═══ DATASET CONTENT ═══

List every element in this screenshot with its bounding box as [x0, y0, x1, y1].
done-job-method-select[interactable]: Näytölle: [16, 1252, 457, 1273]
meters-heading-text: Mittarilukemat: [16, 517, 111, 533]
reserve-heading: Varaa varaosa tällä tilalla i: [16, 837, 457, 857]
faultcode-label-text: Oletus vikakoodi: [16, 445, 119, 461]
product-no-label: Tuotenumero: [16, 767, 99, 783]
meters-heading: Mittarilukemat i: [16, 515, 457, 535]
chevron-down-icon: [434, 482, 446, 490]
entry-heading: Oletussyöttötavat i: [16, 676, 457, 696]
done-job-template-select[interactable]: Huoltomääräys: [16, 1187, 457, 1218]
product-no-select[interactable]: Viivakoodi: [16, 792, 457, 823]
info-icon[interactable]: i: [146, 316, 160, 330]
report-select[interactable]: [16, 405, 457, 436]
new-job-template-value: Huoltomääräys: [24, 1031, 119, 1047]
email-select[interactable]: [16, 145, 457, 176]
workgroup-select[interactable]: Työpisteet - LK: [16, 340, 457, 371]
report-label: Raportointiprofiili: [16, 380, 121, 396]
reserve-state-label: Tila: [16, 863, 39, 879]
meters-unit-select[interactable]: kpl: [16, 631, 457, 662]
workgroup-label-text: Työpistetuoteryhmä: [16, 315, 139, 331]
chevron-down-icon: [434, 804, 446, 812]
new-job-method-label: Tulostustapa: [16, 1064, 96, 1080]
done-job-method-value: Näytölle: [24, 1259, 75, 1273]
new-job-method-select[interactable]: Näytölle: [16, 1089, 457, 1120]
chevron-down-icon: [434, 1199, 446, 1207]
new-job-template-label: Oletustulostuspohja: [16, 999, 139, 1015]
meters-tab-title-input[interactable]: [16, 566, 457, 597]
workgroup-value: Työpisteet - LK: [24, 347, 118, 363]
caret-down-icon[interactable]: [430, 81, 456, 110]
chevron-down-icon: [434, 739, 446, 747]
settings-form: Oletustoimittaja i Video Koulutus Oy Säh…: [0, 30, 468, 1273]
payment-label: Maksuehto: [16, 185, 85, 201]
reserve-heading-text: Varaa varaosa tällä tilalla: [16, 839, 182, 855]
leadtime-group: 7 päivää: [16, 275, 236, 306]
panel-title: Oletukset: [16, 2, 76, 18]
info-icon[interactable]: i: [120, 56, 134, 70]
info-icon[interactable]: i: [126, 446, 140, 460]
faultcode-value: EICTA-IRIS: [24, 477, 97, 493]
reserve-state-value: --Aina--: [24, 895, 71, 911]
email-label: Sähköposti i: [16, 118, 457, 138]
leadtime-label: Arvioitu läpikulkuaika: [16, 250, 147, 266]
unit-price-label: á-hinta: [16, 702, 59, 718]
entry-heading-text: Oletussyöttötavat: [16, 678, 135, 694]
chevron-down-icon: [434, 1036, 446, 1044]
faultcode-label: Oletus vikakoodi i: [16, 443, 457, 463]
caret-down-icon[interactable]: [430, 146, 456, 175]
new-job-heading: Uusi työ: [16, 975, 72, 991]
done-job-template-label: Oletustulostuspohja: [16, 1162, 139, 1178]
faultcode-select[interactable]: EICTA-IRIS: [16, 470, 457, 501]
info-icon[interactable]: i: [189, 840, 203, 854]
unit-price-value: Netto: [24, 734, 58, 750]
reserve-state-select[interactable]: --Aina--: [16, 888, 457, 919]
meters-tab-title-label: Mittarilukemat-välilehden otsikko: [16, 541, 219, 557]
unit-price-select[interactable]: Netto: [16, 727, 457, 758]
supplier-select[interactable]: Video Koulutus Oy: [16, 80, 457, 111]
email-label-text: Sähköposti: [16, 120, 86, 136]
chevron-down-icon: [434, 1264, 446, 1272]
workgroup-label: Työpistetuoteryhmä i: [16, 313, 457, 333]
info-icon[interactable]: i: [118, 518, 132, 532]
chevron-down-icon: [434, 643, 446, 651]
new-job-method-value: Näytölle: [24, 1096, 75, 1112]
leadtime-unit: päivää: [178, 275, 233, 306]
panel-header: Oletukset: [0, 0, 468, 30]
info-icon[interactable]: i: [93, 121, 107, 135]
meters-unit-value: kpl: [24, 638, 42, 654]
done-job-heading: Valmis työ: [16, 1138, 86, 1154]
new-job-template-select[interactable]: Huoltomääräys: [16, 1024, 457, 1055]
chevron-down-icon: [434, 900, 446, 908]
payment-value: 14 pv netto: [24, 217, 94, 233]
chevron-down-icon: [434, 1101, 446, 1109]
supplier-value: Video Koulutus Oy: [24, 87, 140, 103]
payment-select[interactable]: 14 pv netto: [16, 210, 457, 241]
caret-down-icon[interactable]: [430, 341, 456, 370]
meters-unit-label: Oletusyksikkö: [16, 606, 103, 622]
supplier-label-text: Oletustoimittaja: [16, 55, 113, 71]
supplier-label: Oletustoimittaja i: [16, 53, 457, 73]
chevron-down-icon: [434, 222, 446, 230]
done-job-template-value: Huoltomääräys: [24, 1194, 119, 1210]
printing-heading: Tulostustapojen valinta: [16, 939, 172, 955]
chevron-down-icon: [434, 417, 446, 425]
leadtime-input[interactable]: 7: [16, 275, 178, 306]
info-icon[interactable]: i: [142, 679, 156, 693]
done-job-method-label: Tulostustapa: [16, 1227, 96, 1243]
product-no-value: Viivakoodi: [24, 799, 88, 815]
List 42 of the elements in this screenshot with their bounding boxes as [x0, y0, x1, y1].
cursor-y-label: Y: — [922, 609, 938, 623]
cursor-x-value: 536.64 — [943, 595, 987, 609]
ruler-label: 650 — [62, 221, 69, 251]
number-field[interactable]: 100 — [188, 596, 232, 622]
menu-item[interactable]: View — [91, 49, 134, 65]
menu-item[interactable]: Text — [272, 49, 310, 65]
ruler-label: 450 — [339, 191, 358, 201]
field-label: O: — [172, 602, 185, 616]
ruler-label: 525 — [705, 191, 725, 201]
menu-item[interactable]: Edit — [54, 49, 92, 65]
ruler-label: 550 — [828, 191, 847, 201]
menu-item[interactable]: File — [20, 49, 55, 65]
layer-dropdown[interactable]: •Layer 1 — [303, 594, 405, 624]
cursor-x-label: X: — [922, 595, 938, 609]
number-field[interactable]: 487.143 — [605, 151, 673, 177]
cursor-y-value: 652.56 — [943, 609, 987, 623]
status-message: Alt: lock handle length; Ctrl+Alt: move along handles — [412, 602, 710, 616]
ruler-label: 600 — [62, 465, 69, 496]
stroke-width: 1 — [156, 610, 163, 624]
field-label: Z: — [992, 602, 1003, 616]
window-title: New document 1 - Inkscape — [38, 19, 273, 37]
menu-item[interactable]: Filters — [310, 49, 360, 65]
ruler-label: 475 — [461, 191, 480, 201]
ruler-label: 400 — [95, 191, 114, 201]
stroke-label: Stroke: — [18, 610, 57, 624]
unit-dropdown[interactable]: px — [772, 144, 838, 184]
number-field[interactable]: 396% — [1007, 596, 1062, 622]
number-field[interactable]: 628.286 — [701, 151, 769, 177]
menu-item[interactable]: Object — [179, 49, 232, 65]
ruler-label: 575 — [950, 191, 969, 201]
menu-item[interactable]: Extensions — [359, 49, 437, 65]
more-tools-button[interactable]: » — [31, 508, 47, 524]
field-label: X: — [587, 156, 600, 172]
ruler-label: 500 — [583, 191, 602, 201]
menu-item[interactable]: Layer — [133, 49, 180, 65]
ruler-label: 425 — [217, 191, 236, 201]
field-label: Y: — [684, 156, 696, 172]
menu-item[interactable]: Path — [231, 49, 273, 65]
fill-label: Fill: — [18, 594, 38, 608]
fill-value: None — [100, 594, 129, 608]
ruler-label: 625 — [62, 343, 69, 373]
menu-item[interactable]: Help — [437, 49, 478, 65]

═══

▶ _PROBLEM DETAILS_
Please identify every line in the material above that contains the string "Viivakoodi" and copy each of those lines in full. The match is case-sensitive.

▶ _FULL SOLUTION_
product-no-select[interactable]: Viivakoodi: [16, 792, 457, 823]
product-no-value: Viivakoodi: [24, 799, 88, 815]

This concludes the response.